### [To be done]
Output the full material exactly as it appears here.

### [Dataset records]
☆ ☆ ☆ ☆ ☆

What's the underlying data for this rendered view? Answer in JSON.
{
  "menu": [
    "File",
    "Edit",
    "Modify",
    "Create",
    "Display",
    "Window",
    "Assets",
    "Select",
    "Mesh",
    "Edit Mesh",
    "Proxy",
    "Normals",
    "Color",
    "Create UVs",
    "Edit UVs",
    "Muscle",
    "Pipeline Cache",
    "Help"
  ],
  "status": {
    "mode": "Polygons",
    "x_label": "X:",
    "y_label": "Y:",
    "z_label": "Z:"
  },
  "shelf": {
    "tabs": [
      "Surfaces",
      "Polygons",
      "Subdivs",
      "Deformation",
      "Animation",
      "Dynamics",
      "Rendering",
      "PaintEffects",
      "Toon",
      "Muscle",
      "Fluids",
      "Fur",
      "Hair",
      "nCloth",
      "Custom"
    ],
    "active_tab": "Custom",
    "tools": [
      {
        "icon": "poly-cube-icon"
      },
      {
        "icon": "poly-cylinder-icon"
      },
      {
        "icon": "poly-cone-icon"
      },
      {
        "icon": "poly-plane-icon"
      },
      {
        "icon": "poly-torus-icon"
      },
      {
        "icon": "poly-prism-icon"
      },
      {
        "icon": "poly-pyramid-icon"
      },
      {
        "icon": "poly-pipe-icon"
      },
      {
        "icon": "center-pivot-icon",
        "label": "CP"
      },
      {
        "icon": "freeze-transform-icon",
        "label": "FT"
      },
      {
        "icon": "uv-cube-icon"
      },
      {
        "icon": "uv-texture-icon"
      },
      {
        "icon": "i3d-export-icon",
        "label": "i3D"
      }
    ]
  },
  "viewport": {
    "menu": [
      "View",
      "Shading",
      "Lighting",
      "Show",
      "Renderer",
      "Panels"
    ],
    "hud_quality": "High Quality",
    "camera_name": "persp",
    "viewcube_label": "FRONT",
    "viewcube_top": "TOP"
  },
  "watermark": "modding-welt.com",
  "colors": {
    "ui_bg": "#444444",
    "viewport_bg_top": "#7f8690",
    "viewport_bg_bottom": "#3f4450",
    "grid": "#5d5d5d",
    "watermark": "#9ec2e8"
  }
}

☆ ☆ ☆ ☆ ☆

### [Reply to the task]
What's the underlying data for this rendered view? Answer in JSON.
{
  "menu": [
    "File",
    "Edit",
    "Modify",
    "Create",
    "Display",
    "Window",
    "Assets",
    "Select",
    "Mesh",
    "Edit Mesh",
    "Proxy",
    "Normals",
    "Color",
    "Create UVs",
    "Edit UVs",
    "Muscle",
    "Pipeline Cache",
    "Help"
  ],
  "status": {
    "mode": "Polygons",
    "x_label": "X:",
    "y_label": "Y:",
    "z_label": "Z:"
  },
  "shelf": {
    "tabs": [
      "Surfaces",
      "Polygons",
      "Subdivs",
      "Deformation",
      "Animation",
      "Dynamics",
      "Rendering",
      "PaintEffects",
      "Toon",
      "Muscle",
      "Fluids",
      "Fur",
      "Hair",
      "nCloth",
      "Custom"
    ],
    "active_tab": "Custom",
    "tools": [
      {
        "icon": "poly-cube-icon"
      },
      {
        "icon": "poly-cylinder-icon"
      },
      {
        "icon": "poly-cone-icon"
      },
      {
        "icon": "poly-plane-icon"
      },
      {
        "icon": "poly-torus-icon"
      },
      {
        "icon": "poly-prism-icon"
      },
      {
        "icon": "poly-pyramid-icon"
      },
      {
        "icon": "poly-pipe-icon"
      },
      {
        "icon": "center-pivot-icon",
        "label": "CP"
      },
      {
        "icon": "freeze-transform-icon",
        "label": "FT"
      },
      {
        "icon": "uv-cube-icon"
      },
      {
        "icon": "uv-texture-icon"
      },
      {
        "icon": "i3d-export-icon",
        "label": "i3D"
      }
    ]
  },
  "viewport": {
    "menu": [
      "View",
      "Shading",
      "Lighting",
      "Show",
      "Renderer",
      "Panels"
    ],
    "hud_quality": "High Quality",
    "camera_name": "persp",
    "viewcube_label": "FRONT",
    "viewcube_top": "TOP"
  },
  "watermark": "modding-welt.com",
  "colors": {
    "ui_bg": "#444444",
    "viewport_bg_top": "#7f8690",
    "viewport_bg_bottom": "#3f4450",
    "grid": "#5d5d5d",
    "watermark": "#9ec2e8"
  }
}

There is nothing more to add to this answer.